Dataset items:

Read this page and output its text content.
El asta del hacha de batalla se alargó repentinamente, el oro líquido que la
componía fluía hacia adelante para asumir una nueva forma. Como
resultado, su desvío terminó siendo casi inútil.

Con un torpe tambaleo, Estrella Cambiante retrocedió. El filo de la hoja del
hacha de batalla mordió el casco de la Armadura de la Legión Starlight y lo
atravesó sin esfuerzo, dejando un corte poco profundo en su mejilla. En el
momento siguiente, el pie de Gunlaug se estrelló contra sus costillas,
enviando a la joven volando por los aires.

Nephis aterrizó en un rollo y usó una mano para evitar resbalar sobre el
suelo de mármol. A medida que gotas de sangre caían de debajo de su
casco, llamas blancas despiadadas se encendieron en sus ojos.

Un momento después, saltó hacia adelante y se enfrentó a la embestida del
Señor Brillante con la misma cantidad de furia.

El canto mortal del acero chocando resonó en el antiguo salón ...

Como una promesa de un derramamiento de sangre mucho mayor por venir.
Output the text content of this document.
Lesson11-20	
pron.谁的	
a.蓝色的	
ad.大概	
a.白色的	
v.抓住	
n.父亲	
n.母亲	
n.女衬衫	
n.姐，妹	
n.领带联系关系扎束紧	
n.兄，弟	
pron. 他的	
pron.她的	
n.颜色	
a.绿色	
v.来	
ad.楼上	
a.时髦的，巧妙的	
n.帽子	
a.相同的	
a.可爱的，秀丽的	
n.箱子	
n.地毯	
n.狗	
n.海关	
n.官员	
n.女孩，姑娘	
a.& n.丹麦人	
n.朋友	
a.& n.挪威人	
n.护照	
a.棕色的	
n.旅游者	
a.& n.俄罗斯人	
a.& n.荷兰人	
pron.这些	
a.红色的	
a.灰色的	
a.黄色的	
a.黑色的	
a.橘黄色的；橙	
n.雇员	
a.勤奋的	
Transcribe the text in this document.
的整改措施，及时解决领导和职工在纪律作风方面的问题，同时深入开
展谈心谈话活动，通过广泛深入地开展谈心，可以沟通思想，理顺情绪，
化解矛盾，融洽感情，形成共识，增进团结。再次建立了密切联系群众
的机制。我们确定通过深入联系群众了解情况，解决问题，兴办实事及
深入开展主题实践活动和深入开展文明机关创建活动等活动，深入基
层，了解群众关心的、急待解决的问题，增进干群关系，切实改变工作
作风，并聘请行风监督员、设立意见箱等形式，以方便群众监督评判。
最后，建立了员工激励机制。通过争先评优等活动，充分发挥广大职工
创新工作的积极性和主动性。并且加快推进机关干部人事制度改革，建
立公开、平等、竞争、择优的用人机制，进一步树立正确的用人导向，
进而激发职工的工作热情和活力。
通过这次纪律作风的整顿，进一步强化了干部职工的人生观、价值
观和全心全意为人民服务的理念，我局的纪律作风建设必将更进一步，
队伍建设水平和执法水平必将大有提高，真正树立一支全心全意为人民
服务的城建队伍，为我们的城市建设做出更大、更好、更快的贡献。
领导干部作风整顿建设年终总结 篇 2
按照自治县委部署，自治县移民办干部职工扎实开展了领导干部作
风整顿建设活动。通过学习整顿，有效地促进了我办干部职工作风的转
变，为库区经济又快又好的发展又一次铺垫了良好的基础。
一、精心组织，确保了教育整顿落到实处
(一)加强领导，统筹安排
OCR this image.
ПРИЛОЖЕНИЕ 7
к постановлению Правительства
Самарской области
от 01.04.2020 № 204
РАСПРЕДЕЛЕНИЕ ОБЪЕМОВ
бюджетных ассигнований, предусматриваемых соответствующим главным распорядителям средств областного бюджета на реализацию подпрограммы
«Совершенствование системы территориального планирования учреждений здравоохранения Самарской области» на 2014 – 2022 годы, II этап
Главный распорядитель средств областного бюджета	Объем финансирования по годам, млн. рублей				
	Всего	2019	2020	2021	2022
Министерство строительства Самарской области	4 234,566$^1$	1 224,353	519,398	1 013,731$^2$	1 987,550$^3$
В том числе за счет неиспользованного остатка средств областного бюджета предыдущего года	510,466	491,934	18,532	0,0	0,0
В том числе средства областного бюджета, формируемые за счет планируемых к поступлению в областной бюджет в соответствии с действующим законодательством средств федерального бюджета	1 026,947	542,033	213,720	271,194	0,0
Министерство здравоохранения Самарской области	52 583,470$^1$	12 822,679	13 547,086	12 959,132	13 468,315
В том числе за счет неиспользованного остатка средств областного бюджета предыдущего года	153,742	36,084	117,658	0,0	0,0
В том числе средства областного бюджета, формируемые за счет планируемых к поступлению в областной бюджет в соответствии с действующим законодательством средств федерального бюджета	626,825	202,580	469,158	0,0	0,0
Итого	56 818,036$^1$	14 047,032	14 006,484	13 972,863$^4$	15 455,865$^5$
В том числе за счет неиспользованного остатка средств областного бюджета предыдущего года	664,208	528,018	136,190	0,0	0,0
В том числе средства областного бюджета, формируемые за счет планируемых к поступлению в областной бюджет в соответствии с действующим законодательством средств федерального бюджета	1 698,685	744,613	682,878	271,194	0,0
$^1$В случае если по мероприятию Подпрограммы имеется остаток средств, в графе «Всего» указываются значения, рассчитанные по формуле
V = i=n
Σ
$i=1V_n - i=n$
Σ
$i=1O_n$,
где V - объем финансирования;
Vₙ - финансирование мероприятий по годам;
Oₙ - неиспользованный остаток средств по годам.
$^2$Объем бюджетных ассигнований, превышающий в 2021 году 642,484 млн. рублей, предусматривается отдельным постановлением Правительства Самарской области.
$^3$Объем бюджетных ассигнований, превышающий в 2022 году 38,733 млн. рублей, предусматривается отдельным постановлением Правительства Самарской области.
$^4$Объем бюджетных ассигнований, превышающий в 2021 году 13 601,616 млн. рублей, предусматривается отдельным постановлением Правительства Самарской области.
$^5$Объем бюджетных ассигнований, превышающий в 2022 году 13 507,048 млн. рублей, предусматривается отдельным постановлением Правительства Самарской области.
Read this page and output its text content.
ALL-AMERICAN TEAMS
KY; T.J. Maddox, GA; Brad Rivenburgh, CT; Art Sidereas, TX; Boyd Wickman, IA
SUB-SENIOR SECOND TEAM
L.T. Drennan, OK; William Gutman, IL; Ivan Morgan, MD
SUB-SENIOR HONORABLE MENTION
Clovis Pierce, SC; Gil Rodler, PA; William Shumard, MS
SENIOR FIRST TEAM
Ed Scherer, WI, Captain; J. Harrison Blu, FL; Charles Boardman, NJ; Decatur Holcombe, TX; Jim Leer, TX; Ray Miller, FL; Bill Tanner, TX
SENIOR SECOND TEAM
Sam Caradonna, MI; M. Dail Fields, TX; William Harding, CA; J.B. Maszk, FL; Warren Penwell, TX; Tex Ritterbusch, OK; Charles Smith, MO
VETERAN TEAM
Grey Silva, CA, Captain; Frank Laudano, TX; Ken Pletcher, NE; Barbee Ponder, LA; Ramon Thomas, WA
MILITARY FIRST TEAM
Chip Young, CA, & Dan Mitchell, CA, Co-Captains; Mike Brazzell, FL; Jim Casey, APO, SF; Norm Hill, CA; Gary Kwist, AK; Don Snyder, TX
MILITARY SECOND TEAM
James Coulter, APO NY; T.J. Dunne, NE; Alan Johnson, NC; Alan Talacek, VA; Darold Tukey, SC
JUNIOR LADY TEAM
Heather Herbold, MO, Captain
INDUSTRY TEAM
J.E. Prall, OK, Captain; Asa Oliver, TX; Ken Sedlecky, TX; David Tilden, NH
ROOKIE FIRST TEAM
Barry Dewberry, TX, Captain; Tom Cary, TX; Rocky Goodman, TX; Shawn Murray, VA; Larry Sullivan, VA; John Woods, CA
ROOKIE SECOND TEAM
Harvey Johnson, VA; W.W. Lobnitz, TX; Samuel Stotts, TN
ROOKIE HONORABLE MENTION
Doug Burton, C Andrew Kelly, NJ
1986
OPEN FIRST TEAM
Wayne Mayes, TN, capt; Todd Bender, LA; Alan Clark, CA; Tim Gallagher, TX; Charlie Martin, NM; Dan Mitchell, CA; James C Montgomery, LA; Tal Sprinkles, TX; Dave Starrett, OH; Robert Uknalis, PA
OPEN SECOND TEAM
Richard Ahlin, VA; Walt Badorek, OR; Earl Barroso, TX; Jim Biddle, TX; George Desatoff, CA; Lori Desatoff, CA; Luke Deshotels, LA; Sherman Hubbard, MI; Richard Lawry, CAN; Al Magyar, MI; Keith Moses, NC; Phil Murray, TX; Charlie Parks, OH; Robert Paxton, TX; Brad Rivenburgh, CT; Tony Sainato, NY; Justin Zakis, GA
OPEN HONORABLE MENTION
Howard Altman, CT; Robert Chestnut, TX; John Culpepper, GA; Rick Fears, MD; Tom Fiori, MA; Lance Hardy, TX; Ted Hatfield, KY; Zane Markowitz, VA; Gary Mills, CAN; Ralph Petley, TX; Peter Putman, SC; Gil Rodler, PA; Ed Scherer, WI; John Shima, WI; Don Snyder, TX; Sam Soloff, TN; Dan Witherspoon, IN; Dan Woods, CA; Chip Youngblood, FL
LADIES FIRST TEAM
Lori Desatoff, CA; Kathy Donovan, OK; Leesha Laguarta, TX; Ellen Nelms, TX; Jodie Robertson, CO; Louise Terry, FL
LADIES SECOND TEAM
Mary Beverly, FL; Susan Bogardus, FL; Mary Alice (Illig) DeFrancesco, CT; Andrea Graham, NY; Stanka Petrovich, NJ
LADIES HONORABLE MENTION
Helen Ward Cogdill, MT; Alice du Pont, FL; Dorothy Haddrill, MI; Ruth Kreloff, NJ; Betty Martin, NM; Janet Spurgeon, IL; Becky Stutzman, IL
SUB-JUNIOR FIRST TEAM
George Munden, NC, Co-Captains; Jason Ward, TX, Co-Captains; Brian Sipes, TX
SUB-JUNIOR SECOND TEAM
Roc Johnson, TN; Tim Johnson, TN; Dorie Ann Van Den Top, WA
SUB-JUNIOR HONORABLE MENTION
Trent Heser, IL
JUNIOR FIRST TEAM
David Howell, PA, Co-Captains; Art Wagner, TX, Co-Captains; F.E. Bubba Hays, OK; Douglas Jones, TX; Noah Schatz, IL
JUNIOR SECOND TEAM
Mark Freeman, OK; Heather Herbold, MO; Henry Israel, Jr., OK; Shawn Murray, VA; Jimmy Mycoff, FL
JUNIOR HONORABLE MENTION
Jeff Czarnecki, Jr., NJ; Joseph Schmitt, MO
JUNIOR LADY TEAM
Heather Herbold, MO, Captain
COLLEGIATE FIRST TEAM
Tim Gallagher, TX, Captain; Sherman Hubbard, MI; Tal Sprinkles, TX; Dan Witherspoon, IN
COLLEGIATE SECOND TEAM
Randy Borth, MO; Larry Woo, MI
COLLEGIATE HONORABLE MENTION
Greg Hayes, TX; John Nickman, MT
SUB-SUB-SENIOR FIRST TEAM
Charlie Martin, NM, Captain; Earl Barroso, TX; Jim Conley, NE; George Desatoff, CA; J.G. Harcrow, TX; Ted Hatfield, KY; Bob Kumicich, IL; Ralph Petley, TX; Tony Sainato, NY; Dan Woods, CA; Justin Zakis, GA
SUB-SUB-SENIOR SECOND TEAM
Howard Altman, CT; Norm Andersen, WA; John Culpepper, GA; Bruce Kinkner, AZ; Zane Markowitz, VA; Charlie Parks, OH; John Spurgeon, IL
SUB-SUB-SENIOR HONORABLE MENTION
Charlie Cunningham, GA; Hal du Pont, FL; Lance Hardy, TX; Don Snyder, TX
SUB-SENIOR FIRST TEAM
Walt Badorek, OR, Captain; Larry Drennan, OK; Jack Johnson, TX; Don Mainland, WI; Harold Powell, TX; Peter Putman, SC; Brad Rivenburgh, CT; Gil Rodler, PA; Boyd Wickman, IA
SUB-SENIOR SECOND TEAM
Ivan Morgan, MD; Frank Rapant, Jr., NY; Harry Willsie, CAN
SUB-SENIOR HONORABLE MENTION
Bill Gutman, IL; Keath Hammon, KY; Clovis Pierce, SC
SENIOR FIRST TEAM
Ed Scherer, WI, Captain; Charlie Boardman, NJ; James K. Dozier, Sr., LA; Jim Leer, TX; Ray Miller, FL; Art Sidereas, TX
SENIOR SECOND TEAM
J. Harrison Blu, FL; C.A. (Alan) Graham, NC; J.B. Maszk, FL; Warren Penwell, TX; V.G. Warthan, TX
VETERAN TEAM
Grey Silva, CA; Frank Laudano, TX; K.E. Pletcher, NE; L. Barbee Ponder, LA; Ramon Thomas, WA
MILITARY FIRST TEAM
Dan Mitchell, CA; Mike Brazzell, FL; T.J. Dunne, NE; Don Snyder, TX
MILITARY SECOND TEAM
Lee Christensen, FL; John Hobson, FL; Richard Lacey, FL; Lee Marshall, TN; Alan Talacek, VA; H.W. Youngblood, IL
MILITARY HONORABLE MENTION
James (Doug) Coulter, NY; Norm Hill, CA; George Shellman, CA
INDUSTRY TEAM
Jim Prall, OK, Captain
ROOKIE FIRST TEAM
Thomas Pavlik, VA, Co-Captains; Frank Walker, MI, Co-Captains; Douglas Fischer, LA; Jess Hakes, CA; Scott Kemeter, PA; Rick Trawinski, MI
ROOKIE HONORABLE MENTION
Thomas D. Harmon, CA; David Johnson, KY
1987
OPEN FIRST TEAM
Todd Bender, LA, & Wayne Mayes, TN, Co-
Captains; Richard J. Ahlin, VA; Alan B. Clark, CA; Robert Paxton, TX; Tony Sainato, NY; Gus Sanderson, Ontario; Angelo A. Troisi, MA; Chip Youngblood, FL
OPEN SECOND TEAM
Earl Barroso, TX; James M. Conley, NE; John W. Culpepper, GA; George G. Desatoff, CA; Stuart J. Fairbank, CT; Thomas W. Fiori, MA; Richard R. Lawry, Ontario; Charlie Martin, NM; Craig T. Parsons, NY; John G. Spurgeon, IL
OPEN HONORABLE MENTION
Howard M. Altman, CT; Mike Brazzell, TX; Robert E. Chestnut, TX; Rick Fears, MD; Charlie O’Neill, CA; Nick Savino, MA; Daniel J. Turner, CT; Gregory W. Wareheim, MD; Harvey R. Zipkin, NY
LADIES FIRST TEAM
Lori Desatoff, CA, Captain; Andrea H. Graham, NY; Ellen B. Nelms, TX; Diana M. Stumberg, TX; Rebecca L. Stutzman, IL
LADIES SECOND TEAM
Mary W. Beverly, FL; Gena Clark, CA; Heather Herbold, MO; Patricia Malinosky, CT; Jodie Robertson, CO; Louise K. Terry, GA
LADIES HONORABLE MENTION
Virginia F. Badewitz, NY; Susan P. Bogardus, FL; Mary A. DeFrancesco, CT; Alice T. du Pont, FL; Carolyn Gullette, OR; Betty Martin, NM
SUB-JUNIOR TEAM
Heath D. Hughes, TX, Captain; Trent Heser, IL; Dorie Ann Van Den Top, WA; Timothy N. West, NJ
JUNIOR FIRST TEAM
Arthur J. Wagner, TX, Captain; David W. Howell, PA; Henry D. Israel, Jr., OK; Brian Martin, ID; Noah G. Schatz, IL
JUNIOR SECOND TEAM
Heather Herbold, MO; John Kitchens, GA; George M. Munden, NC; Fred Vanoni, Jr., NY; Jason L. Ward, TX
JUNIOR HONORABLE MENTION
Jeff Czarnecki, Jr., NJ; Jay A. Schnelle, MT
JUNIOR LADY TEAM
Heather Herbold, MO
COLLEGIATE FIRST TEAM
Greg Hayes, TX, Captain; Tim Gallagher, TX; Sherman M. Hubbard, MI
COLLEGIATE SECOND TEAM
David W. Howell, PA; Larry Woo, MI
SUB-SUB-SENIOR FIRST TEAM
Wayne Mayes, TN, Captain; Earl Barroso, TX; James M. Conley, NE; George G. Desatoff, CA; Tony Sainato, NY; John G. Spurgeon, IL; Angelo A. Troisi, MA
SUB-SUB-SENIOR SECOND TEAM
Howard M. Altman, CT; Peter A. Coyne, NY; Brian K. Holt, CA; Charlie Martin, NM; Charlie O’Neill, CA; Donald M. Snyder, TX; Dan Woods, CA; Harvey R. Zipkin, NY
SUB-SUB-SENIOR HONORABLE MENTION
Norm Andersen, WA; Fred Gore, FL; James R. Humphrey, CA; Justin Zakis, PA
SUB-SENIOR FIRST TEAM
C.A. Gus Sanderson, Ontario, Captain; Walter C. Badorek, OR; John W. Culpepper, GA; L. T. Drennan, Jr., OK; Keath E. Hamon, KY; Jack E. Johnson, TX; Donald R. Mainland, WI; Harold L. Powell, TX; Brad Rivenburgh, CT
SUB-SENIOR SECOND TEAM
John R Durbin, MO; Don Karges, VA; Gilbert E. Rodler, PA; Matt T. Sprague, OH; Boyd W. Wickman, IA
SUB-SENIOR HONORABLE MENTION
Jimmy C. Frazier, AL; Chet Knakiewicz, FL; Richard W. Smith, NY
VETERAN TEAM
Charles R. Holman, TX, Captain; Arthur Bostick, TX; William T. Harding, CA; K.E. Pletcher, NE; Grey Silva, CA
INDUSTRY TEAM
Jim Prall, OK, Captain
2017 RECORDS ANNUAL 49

# Instruction
Count the lines above that contain the word "годам". Give only the number.

# Worked solution
3